- Aim
Find how many lines in the material contain "strong"; your answer should be that number alone.
Start of Records for this task
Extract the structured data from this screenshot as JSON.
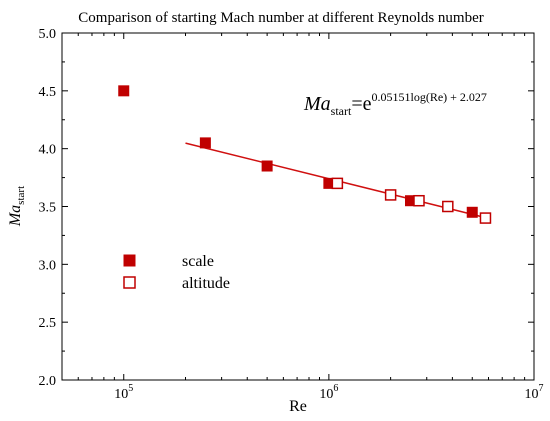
{
  "chart_data": {
    "type": "scatter",
    "title": "Comparison of starting Mach number at different Reynolds number",
    "xlabel": "Re",
    "ylabel": {
      "main": "Ma",
      "subscript": "start"
    },
    "xscale": "log",
    "xlim": [
      50000,
      10000000
    ],
    "ylim": [
      2.0,
      5.0
    ],
    "y_ticks": [
      "2.0",
      "2.5",
      "3.0",
      "3.5",
      "4.0",
      "4.5",
      "5.0"
    ],
    "x_ticks": [
      {
        "value": 100000,
        "base": "10",
        "exp": "5"
      },
      {
        "value": 1000000,
        "base": "10",
        "exp": "6"
      },
      {
        "value": 10000000,
        "base": "10",
        "exp": "7"
      }
    ],
    "series": [
      {
        "name": "scale",
        "marker": "filled-square",
        "color": "#c00000",
        "points": [
          {
            "x": 100000,
            "y": 4.5
          },
          {
            "x": 250000,
            "y": 4.05
          },
          {
            "x": 500000,
            "y": 3.85
          },
          {
            "x": 1000000,
            "y": 3.7
          },
          {
            "x": 2500000,
            "y": 3.55
          },
          {
            "x": 5000000,
            "y": 3.45
          }
        ]
      },
      {
        "name": "altitude",
        "marker": "open-square",
        "color": "#c00000",
        "points": [
          {
            "x": 1100000,
            "y": 3.7
          },
          {
            "x": 2000000,
            "y": 3.6
          },
          {
            "x": 2750000,
            "y": 3.55
          },
          {
            "x": 3800000,
            "y": 3.5
          },
          {
            "x": 5800000,
            "y": 3.4
          }
        ]
      }
    ],
    "fit_line": {
      "x_start": 200000,
      "x_end": 5800000,
      "color": "#d01010"
    },
    "equation": {
      "lhs_main": "Ma",
      "lhs_sub": "start",
      "equals_base": "=e",
      "exponent": "0.05151log(Re) + 2.027"
    },
    "legend_position": "left-middle",
    "grid": false
  }
}
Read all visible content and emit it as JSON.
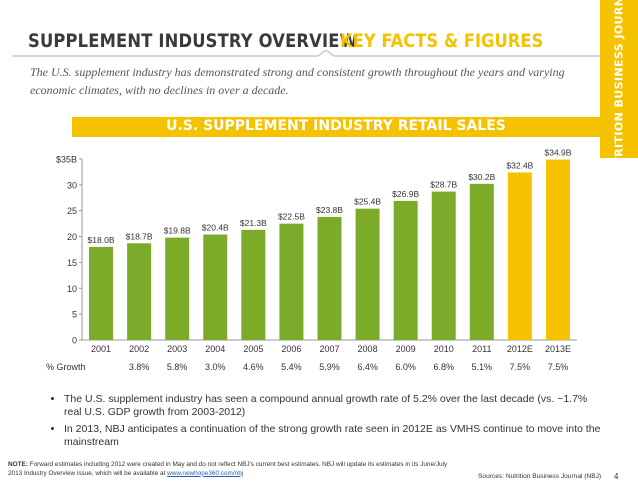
{
  "header": {
    "title": "SUPPLEMENT INDUSTRY OVERVIEW",
    "subtitle": "KEY FACTS & FIGURES",
    "side_label": "NUTRITION BUSINESS JOURNAL",
    "intro": "The U.S. supplement industry has demonstrated strong and consistent growth throughout the years and varying economic climates, with no declines in over a decade."
  },
  "colors": {
    "accent": "#f5c200",
    "bar_green": "#7cab2a",
    "bar_yellow": "#f5c200",
    "rule": "#c9c9c9"
  },
  "chart_data": {
    "type": "bar",
    "title": "U.S. SUPPLEMENT INDUSTRY RETAIL SALES",
    "categories": [
      "2001",
      "2002",
      "2003",
      "2004",
      "2005",
      "2006",
      "2007",
      "2008",
      "2009",
      "2010",
      "2011",
      "2012E",
      "2013E"
    ],
    "values": [
      18.0,
      18.7,
      19.8,
      20.4,
      21.3,
      22.5,
      23.8,
      25.4,
      26.9,
      28.7,
      30.2,
      32.4,
      34.9
    ],
    "data_labels": [
      "$18.0B",
      "$18.7B",
      "$19.8B",
      "$20.4B",
      "$21.3B",
      "$22.5B",
      "$23.8B",
      "$25.4B",
      "$26.9B",
      "$28.7B",
      "$30.2B",
      "$32.4B",
      "$34.9B"
    ],
    "estimate_flags": [
      false,
      false,
      false,
      false,
      false,
      false,
      false,
      false,
      false,
      false,
      false,
      true,
      true
    ],
    "ylim": [
      0,
      35
    ],
    "yticks": [
      0,
      5,
      10,
      15,
      20,
      25,
      30,
      35
    ],
    "ytick_labels": [
      "0",
      "5",
      "10",
      "15",
      "20",
      "25",
      "30",
      "$35B"
    ],
    "growth_label": "% Growth",
    "growth": [
      "",
      "3.8%",
      "5.8%",
      "3.0%",
      "4.6%",
      "5.4%",
      "5.9%",
      "6.4%",
      "6.0%",
      "6.8%",
      "5.1%",
      "7.5%",
      "7.5%"
    ]
  },
  "bullets": [
    "The U.S. supplement industry has seen a compound annual growth rate of 5.2% over the last decade (vs. ~1.7% real U.S. GDP growth from 2003-2012)",
    "In 2013, NBJ anticipates a continuation of the strong growth rate seen in 2012E as VMHS continue to move into the mainstream"
  ],
  "footer": {
    "note_label": "NOTE:",
    "note_text": "Forward estimates including 2012 were created in May and do not reflect NBJ's current best estimates. NBJ will update its estimates in its June/July 2013 Industry Overview issue, which will be available at",
    "note_link": "www.newhope360.com/nbj",
    "sources": "Sources: Nutrition Business Journal (NBJ)",
    "page": "4"
  }
}
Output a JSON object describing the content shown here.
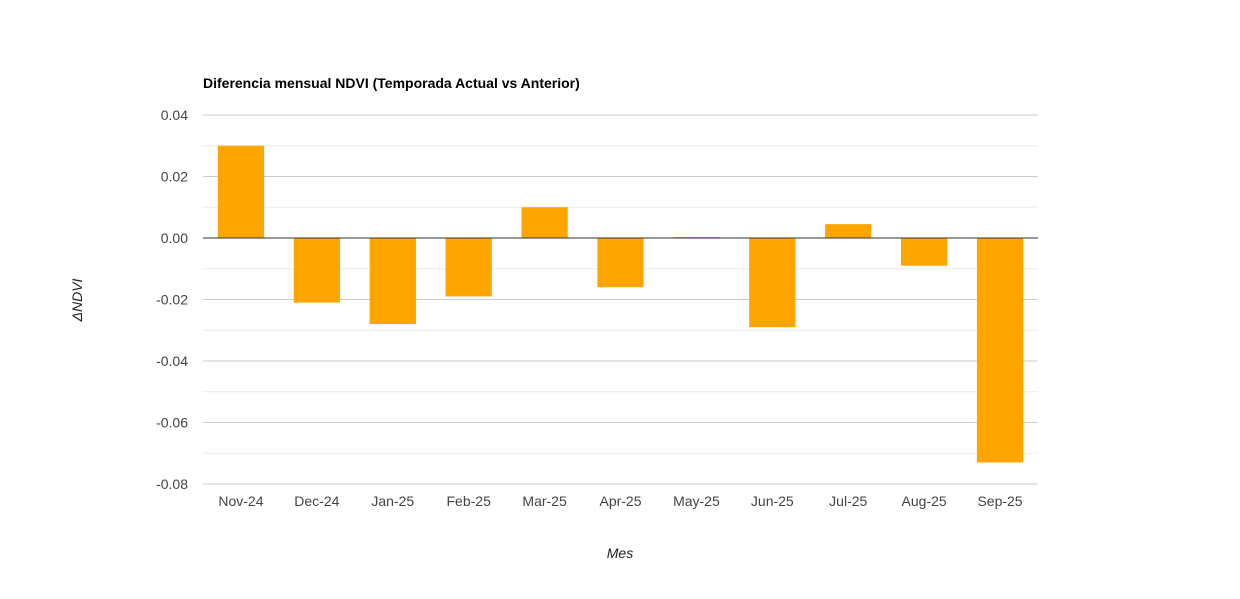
{
  "colors": {
    "bar": "#FFA500",
    "gridline": "#cccccc",
    "minor_gridline": "#ebebeb",
    "baseline": "#333333",
    "text": "#444444"
  },
  "chart_data": {
    "type": "bar",
    "title": "Diferencia mensual NDVI (Temporada Actual vs Anterior)",
    "xlabel": "Mes",
    "ylabel": "ΔNDVI",
    "categories": [
      "Nov-24",
      "Dec-24",
      "Jan-25",
      "Feb-25",
      "Mar-25",
      "Apr-25",
      "May-25",
      "Jun-25",
      "Jul-25",
      "Aug-25",
      "Sep-25"
    ],
    "values": [
      0.03,
      -0.021,
      -0.028,
      -0.019,
      0.01,
      -0.016,
      0.0003,
      -0.029,
      0.0045,
      -0.009,
      -0.073
    ],
    "ylim": [
      -0.08,
      0.04
    ],
    "yticks": [
      0.04,
      0.02,
      0.0,
      -0.02,
      -0.04,
      -0.06,
      -0.08
    ],
    "ytick_labels": [
      "0.04",
      "0.02",
      "0.00",
      "-0.02",
      "-0.04",
      "-0.06",
      "-0.08"
    ],
    "grid": true,
    "legend": "none"
  }
}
End of Records for this task
- Finished task
2